** SHORT EXERCISE **
Scan the listing below and copy every line holding "adapters".

** PROVIDED DATA **
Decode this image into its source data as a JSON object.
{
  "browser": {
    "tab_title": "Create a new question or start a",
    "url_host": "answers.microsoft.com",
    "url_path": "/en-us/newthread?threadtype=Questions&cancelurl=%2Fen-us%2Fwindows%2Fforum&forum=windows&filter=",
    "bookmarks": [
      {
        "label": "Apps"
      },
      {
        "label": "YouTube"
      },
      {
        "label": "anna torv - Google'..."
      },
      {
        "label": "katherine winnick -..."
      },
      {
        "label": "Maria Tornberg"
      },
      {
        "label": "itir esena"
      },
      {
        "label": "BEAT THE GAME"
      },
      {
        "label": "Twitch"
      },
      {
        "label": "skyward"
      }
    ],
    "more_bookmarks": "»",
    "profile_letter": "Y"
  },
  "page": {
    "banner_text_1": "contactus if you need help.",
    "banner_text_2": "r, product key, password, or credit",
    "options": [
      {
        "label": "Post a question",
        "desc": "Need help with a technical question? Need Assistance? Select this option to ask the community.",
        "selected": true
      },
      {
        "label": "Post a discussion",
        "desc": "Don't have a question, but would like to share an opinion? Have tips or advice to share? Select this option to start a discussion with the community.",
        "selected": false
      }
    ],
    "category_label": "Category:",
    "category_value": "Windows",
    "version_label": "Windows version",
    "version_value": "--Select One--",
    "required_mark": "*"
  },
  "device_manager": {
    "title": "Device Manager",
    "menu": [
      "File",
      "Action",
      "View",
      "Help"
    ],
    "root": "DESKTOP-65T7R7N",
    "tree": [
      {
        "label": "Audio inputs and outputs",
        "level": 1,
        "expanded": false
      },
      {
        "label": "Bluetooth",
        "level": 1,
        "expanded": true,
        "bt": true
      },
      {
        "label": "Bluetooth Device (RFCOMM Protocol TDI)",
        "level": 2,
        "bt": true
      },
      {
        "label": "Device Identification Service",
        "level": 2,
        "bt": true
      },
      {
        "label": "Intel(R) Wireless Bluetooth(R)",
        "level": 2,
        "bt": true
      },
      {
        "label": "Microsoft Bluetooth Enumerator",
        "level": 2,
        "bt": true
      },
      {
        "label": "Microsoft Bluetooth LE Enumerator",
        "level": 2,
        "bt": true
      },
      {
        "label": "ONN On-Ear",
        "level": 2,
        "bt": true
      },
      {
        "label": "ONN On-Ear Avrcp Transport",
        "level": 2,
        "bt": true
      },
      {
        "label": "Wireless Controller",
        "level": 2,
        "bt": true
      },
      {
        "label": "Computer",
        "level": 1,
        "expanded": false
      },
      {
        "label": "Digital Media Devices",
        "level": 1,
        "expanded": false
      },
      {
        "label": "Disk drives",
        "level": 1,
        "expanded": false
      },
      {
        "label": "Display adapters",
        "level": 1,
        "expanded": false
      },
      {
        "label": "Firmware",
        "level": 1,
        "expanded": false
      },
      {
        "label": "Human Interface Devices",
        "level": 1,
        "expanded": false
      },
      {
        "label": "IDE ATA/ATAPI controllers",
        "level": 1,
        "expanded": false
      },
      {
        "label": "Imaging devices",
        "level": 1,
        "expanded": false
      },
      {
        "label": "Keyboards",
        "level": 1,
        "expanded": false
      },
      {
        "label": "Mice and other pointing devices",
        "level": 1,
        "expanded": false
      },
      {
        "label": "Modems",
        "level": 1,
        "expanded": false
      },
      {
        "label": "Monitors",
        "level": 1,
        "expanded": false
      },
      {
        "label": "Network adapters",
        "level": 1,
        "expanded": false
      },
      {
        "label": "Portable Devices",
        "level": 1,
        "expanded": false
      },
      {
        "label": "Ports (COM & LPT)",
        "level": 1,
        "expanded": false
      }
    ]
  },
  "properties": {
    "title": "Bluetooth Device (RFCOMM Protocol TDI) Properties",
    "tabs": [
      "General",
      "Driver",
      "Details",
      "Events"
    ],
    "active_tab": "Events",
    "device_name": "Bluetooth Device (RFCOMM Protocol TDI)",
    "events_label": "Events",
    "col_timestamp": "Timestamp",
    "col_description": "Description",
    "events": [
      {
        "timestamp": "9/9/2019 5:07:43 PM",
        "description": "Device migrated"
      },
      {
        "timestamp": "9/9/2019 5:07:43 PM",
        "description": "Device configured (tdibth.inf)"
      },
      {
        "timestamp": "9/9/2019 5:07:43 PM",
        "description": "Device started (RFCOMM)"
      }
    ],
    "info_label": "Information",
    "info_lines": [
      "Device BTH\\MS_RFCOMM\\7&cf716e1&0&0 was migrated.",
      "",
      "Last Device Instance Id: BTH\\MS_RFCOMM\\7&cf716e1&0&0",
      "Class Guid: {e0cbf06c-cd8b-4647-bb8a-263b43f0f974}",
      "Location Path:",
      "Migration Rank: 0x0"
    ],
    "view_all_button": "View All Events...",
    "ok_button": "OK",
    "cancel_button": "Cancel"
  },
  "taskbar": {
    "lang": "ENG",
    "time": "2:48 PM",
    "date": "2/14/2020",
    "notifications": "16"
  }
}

** TASK ANSWER **
        "label": "Display adapters",
        "label": "Network adapters",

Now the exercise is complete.